# Goal
Find the string "place" in the entries and copy each line that has it.

Data entries:
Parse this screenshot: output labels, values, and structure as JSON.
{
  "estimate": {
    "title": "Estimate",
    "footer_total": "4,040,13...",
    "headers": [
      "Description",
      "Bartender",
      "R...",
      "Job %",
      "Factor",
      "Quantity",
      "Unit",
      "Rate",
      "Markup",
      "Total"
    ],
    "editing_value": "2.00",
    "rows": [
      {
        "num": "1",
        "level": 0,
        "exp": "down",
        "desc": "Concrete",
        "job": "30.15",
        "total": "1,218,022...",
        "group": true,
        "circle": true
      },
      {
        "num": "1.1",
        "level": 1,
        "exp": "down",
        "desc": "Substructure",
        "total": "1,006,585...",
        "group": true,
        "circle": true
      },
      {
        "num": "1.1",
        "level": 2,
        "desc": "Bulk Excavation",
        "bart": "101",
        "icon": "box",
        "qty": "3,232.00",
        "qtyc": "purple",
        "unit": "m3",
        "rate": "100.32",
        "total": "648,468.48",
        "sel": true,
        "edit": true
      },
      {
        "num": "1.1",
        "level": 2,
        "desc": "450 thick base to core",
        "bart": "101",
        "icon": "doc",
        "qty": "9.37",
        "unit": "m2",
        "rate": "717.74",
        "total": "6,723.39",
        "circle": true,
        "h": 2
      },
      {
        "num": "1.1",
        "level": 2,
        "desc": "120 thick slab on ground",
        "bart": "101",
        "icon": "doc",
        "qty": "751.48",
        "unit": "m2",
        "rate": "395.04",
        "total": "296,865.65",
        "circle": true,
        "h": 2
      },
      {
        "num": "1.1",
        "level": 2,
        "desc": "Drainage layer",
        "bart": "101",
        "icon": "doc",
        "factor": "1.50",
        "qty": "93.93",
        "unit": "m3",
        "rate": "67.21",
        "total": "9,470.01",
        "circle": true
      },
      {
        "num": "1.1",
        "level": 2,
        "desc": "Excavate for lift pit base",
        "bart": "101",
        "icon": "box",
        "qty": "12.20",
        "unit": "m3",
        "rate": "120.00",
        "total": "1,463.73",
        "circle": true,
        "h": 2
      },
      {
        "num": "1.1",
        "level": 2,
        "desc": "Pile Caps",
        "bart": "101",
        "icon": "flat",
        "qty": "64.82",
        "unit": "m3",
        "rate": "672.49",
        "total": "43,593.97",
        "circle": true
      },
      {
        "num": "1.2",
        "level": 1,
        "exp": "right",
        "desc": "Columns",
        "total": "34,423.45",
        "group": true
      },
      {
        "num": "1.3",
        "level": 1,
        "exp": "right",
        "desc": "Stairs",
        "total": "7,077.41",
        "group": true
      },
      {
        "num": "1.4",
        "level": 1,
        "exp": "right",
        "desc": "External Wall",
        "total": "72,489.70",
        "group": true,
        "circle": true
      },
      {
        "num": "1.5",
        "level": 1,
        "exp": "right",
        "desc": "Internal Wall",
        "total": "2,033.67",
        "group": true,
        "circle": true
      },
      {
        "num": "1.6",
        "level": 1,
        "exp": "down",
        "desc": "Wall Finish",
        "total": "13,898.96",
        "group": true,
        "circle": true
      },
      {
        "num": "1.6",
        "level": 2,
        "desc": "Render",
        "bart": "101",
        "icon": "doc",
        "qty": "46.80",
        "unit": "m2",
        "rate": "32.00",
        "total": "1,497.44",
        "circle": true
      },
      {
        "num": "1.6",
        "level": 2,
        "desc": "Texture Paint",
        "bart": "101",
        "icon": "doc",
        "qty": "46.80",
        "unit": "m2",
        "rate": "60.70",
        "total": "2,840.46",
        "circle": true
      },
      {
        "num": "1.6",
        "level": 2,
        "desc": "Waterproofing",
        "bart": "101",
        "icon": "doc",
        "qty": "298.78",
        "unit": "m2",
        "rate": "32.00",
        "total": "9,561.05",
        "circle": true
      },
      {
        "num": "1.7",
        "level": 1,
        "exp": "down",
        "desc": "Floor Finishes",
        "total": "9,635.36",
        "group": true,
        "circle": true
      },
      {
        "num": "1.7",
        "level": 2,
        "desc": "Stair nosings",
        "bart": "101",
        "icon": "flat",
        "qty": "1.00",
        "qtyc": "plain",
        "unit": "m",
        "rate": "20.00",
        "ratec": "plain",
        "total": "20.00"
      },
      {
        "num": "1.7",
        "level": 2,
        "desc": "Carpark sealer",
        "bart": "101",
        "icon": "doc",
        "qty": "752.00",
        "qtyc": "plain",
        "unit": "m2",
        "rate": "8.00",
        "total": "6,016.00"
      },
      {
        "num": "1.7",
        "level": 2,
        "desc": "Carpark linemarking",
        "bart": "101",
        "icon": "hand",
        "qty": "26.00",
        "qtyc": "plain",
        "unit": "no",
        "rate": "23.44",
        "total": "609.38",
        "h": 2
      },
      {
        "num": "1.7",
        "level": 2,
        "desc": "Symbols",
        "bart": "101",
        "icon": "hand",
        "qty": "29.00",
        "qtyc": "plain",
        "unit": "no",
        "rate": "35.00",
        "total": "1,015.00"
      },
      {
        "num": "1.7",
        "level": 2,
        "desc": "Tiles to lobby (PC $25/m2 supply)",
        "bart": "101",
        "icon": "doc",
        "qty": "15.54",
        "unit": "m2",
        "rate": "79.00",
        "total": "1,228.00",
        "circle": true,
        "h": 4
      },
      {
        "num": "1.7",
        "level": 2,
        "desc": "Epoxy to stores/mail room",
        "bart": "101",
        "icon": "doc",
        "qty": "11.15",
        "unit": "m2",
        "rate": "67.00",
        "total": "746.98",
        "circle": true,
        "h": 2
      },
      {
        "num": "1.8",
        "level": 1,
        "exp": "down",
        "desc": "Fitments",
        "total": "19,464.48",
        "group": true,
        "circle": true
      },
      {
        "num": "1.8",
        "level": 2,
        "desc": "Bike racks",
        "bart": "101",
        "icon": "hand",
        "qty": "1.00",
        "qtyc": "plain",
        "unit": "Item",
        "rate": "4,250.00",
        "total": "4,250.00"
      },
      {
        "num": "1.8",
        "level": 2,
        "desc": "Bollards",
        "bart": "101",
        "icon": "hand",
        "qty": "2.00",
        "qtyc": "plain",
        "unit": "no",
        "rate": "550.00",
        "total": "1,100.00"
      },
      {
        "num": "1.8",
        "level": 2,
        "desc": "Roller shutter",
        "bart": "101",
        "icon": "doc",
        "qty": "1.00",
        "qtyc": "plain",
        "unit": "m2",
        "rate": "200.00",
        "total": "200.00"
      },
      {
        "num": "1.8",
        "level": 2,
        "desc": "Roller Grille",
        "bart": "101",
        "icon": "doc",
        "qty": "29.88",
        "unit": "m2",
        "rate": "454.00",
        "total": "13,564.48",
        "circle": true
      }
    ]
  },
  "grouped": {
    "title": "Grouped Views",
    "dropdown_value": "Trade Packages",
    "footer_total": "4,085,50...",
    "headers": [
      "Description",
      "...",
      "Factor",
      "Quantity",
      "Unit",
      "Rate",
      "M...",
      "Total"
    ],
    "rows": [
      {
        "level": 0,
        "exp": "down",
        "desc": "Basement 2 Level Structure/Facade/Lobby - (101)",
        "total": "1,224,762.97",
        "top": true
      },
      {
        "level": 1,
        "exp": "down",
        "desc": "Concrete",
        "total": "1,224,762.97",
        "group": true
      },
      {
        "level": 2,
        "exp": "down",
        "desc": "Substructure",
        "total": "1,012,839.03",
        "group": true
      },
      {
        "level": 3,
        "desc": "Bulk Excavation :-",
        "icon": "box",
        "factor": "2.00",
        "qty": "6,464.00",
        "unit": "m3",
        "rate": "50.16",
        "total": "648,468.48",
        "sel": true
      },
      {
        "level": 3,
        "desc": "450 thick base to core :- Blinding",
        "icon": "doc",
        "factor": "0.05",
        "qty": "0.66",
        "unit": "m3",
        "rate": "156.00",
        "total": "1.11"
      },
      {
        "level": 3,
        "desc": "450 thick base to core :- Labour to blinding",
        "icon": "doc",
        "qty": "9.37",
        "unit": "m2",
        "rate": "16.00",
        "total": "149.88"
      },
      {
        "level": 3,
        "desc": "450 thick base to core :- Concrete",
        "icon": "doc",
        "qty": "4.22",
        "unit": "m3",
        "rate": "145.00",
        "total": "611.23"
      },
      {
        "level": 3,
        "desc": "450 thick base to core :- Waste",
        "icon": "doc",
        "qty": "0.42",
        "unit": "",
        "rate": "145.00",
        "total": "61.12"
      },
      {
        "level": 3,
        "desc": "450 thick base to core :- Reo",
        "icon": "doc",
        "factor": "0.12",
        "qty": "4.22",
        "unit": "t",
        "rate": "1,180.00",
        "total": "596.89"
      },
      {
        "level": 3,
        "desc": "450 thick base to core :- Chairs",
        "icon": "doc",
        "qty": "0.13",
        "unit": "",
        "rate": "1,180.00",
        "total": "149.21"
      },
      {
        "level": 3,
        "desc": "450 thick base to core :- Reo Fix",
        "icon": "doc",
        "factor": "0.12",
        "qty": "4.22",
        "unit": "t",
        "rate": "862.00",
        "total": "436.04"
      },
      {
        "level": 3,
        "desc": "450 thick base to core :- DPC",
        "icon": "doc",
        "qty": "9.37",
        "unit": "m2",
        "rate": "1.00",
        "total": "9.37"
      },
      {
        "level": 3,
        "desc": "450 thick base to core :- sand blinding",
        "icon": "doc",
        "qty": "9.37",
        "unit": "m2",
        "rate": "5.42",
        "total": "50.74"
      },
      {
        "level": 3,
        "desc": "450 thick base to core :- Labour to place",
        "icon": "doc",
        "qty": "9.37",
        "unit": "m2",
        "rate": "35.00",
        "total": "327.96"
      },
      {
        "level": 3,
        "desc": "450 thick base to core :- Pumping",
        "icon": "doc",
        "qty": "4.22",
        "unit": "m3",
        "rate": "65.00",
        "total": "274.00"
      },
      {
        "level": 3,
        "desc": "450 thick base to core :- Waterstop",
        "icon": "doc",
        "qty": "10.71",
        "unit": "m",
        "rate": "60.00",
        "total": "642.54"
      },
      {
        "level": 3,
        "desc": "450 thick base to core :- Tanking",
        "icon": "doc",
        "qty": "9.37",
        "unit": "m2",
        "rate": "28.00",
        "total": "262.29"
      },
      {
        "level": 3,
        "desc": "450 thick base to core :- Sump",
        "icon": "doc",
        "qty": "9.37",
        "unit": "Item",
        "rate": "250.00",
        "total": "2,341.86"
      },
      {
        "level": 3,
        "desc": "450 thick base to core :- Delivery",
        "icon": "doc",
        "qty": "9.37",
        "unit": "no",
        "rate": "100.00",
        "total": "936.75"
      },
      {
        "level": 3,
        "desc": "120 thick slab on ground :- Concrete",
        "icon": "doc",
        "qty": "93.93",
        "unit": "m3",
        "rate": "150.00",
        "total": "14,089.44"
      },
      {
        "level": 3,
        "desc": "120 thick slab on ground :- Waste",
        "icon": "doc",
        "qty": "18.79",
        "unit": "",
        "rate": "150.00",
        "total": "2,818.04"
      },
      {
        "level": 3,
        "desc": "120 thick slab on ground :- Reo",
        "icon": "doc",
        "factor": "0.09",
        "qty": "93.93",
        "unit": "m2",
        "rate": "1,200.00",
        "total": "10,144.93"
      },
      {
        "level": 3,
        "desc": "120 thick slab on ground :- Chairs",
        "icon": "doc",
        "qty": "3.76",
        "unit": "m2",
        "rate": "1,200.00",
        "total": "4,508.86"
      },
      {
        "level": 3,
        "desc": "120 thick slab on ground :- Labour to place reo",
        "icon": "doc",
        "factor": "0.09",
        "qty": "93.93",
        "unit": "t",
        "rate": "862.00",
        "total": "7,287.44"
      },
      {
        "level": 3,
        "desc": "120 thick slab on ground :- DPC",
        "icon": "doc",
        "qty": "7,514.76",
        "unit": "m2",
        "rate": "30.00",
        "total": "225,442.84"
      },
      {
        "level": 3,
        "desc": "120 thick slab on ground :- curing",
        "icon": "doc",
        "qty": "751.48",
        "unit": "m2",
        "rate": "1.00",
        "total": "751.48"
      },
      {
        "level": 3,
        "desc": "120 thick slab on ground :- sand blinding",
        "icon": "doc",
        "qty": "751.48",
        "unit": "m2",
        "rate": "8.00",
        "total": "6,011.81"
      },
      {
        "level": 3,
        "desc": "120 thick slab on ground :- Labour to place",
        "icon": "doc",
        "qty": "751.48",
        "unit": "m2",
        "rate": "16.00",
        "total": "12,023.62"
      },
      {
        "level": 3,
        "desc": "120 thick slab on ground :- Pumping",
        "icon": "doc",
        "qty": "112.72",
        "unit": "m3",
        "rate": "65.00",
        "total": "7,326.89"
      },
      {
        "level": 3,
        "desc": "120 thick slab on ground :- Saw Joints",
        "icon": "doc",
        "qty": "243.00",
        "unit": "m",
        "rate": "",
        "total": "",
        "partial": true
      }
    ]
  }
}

# Exercise solution
        "desc": "450 thick base to core :- Labour to place",
        "desc": "120 thick slab on ground :- Labour to place reo",
        "desc": "120 thick slab on ground :- Labour to place",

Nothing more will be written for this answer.